-- Start Record extracts --
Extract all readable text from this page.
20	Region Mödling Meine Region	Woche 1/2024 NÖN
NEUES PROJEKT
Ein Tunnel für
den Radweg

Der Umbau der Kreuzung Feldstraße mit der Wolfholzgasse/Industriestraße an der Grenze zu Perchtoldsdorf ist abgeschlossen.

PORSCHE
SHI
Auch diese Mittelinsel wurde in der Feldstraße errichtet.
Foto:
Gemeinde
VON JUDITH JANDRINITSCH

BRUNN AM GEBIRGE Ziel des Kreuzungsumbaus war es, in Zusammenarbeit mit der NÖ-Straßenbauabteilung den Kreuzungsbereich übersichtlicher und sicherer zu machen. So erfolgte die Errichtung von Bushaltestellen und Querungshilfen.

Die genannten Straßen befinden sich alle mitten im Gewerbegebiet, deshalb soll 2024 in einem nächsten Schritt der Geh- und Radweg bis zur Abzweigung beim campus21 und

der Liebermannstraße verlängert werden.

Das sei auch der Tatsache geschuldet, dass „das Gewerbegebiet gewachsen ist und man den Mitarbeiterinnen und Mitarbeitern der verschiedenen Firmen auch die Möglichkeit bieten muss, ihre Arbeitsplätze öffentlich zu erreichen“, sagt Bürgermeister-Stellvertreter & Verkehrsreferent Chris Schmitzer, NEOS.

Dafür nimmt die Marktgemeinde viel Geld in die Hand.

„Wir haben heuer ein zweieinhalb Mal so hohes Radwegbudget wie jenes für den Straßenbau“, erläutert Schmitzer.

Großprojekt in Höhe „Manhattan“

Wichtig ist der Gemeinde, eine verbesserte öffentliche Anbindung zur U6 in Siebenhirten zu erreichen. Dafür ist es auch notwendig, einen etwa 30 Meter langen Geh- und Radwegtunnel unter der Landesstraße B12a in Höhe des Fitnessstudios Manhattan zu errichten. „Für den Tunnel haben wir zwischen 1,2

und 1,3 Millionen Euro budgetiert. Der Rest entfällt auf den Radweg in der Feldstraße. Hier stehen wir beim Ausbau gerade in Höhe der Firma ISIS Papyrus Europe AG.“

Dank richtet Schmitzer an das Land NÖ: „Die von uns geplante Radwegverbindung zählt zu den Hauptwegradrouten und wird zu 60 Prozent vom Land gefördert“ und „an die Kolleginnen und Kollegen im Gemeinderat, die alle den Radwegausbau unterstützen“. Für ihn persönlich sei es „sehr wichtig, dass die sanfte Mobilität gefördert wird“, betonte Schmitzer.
-- End Record extracts --
__Short problem__: Output all of the data again. Match it exactly.

__Solution to this problem__:
Extract all readable text from this page.
20	Region Mödling Meine Region	Woche 1/2024 NÖN
NEUES PROJEKT
Ein Tunnel für
den Radweg

Der Umbau der Kreuzung Feldstraße mit der Wolfholzgasse/Industriestraße an der Grenze zu Perchtoldsdorf ist abgeschlossen.

PORSCHE
SHI
Auch diese Mittelinsel wurde in der Feldstraße errichtet.
Foto:
Gemeinde
VON JUDITH JANDRINITSCH

BRUNN AM GEBIRGE Ziel des Kreuzungsumbaus war es, in Zusammenarbeit mit der NÖ-Straßenbauabteilung den Kreuzungsbereich übersichtlicher und sicherer zu machen. So erfolgte die Errichtung von Bushaltestellen und Querungshilfen.

Die genannten Straßen befinden sich alle mitten im Gewerbegebiet, deshalb soll 2024 in einem nächsten Schritt der Geh- und Radweg bis zur Abzweigung beim campus21 und

der Liebermannstraße verlängert werden.

Das sei auch der Tatsache geschuldet, dass „das Gewerbegebiet gewachsen ist und man den Mitarbeiterinnen und Mitarbeitern der verschiedenen Firmen auch die Möglichkeit bieten muss, ihre Arbeitsplätze öffentlich zu erreichen“, sagt Bürgermeister-Stellvertreter & Verkehrsreferent Chris Schmitzer, NEOS.

Dafür nimmt die Marktgemeinde viel Geld in die Hand.

„Wir haben heuer ein zweieinhalb Mal so hohes Radwegbudget wie jenes für den Straßenbau“, erläutert Schmitzer.

Großprojekt in Höhe „Manhattan“

Wichtig ist der Gemeinde, eine verbesserte öffentliche Anbindung zur U6 in Siebenhirten zu erreichen. Dafür ist es auch notwendig, einen etwa 30 Meter langen Geh- und Radwegtunnel unter der Landesstraße B12a in Höhe des Fitnessstudios Manhattan zu errichten. „Für den Tunnel haben wir zwischen 1,2

und 1,3 Millionen Euro budgetiert. Der Rest entfällt auf den Radweg in der Feldstraße. Hier stehen wir beim Ausbau gerade in Höhe der Firma ISIS Papyrus Europe AG.“

Dank richtet Schmitzer an das Land NÖ: „Die von uns geplante Radwegverbindung zählt zu den Hauptwegradrouten und wird zu 60 Prozent vom Land gefördert“ und „an die Kolleginnen und Kollegen im Gemeinderat, die alle den Radwegausbau unterstützen“. Für ihn persönlich sei es „sehr wichtig, dass die sanfte Mobilität gefördert wird“, betonte Schmitzer.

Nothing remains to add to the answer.